- [GIVEN ENTRIES]:
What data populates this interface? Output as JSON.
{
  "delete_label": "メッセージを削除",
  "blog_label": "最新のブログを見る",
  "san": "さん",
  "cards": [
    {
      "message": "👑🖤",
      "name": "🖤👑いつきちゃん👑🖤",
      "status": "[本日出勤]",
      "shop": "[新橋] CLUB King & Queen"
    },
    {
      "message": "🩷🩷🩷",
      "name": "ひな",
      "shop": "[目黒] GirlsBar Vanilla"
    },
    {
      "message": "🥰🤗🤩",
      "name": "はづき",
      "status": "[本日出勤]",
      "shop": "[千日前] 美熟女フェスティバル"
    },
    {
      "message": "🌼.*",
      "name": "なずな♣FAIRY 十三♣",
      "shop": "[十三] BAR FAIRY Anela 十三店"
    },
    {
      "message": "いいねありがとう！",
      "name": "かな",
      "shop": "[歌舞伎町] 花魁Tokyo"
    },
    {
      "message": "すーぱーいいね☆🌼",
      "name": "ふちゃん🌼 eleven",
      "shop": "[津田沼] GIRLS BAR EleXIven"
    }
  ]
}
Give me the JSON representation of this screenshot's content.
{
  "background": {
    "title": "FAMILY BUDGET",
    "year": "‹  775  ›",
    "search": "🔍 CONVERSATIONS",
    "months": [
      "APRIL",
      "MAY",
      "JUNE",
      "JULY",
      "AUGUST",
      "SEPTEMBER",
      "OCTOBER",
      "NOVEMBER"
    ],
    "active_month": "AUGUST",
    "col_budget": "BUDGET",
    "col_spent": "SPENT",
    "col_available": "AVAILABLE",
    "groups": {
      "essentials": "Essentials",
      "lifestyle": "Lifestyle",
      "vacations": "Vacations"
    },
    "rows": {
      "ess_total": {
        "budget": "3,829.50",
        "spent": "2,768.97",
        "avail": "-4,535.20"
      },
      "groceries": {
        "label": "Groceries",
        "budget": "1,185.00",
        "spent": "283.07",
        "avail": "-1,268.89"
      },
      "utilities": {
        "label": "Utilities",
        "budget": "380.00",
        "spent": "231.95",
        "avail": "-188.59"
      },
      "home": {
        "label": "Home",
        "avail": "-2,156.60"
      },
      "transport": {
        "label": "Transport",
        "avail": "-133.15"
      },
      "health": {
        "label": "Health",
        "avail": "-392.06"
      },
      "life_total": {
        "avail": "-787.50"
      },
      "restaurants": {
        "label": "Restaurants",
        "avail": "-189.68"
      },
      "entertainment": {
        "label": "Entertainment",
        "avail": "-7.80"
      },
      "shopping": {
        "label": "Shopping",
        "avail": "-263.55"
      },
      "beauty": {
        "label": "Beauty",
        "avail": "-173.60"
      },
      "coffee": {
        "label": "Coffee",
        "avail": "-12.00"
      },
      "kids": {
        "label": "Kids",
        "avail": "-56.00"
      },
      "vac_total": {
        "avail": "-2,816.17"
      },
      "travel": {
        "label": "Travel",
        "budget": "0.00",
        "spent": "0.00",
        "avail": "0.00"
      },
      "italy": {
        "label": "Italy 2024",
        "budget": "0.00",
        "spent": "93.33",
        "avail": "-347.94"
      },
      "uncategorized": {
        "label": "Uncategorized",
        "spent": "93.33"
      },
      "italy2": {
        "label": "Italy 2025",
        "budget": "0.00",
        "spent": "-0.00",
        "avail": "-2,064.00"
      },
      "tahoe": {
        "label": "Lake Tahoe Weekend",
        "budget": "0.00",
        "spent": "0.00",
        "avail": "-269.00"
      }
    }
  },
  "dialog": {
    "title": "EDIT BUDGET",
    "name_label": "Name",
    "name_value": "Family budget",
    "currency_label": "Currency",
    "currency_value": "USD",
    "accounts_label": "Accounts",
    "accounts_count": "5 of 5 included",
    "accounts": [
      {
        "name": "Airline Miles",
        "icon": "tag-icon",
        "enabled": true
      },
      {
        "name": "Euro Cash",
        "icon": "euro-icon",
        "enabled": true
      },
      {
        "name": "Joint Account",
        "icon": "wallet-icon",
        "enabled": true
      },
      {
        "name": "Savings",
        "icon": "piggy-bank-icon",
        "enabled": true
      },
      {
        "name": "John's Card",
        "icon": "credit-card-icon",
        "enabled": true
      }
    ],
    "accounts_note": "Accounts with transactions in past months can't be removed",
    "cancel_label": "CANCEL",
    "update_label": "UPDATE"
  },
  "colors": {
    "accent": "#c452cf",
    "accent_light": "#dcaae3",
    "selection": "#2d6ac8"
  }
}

- [TASK DETAILS]:
Repeat every line of the material exactly as given.

- [EXERCISE RESPONSE]:
What data populates this interface? Output as JSON.
{
  "delete_label": "メッセージを削除",
  "blog_label": "最新のブログを見る",
  "san": "さん",
  "cards": [
    {
      "message": "👑🖤",
      "name": "🖤👑いつきちゃん👑🖤",
      "status": "[本日出勤]",
      "shop": "[新橋] CLUB King & Queen"
    },
    {
      "message": "🩷🩷🩷",
      "name": "ひな",
      "shop": "[目黒] GirlsBar Vanilla"
    },
    {
      "message": "🥰🤗🤩",
      "name": "はづき",
      "status": "[本日出勤]",
      "shop": "[千日前] 美熟女フェスティバル"
    },
    {
      "message": "🌼.*",
      "name": "なずな♣FAIRY 十三♣",
      "shop": "[十三] BAR FAIRY Anela 十三店"
    },
    {
      "message": "いいねありがとう！",
      "name": "かな",
      "shop": "[歌舞伎町] 花魁Tokyo"
    },
    {
      "message": "すーぱーいいね☆🌼",
      "name": "ふちゃん🌼 eleven",
      "shop": "[津田沼] GIRLS BAR EleXIven"
    }
  ]
}
Give me the JSON representation of this screenshot's content.
{
  "background": {
    "title": "FAMILY BUDGET",
    "year": "‹  775  ›",
    "search": "🔍 CONVERSATIONS",
    "months": [
      "APRIL",
      "MAY",
      "JUNE",
      "JULY",
      "AUGUST",
      "SEPTEMBER",
      "OCTOBER",
      "NOVEMBER"
    ],
    "active_month": "AUGUST",
    "col_budget": "BUDGET",
    "col_spent": "SPENT",
    "col_available": "AVAILABLE",
    "groups": {
      "essentials": "Essentials",
      "lifestyle": "Lifestyle",
      "vacations": "Vacations"
    },
    "rows": {
      "ess_total": {
        "budget": "3,829.50",
        "spent": "2,768.97",
        "avail": "-4,535.20"
      },
      "groceries": {
        "label": "Groceries",
        "budget": "1,185.00",
        "spent": "283.07",
        "avail": "-1,268.89"
      },
      "utilities": {
        "label": "Utilities",
        "budget": "380.00",
        "spent": "231.95",
        "avail": "-188.59"
      },
      "home": {
        "label": "Home",
        "avail": "-2,156.60"
      },
      "transport": {
        "label": "Transport",
        "avail": "-133.15"
      },
      "health": {
        "label": "Health",
        "avail": "-392.06"
      },
      "life_total": {
        "avail": "-787.50"
      },
      "restaurants": {
        "label": "Restaurants",
        "avail": "-189.68"
      },
      "entertainment": {
        "label": "Entertainment",
        "avail": "-7.80"
      },
      "shopping": {
        "label": "Shopping",
        "avail": "-263.55"
      },
      "beauty": {
        "label": "Beauty",
        "avail": "-173.60"
      },
      "coffee": {
        "label": "Coffee",
        "avail": "-12.00"
      },
      "kids": {
        "label": "Kids",
        "avail": "-56.00"
      },
      "vac_total": {
        "avail": "-2,816.17"
      },
      "travel": {
        "label": "Travel",
        "budget": "0.00",
        "spent": "0.00",
        "avail": "0.00"
      },
      "italy": {
        "label": "Italy 2024",
        "budget": "0.00",
        "spent": "93.33",
        "avail": "-347.94"
      },
      "uncategorized": {
        "label": "Uncategorized",
        "spent": "93.33"
      },
      "italy2": {
        "label": "Italy 2025",
        "budget": "0.00",
        "spent": "-0.00",
        "avail": "-2,064.00"
      },
      "tahoe": {
        "label": "Lake Tahoe Weekend",
        "budget": "0.00",
        "spent": "0.00",
        "avail": "-269.00"
      }
    }
  },
  "dialog": {
    "title": "EDIT BUDGET",
    "name_label": "Name",
    "name_value": "Family budget",
    "currency_label": "Currency",
    "currency_value": "USD",
    "accounts_label": "Accounts",
    "accounts_count": "5 of 5 included",
    "accounts": [
      {
        "name": "Airline Miles",
        "icon": "tag-icon",
        "enabled": true
      },
      {
        "name": "Euro Cash",
        "icon": "euro-icon",
        "enabled": true
      },
      {
        "name": "Joint Account",
        "icon": "wallet-icon",
        "enabled": true
      },
      {
        "name": "Savings",
        "icon": "piggy-bank-icon",
        "enabled": true
      },
      {
        "name": "John's Card",
        "icon": "credit-card-icon",
        "enabled": true
      }
    ],
    "accounts_note": "Accounts with transactions in past months can't be removed",
    "cancel_label": "CANCEL",
    "update_label": "UPDATE"
  },
  "colors": {
    "accent": "#c452cf",
    "accent_light": "#dcaae3",
    "selection": "#2d6ac8"
  }
}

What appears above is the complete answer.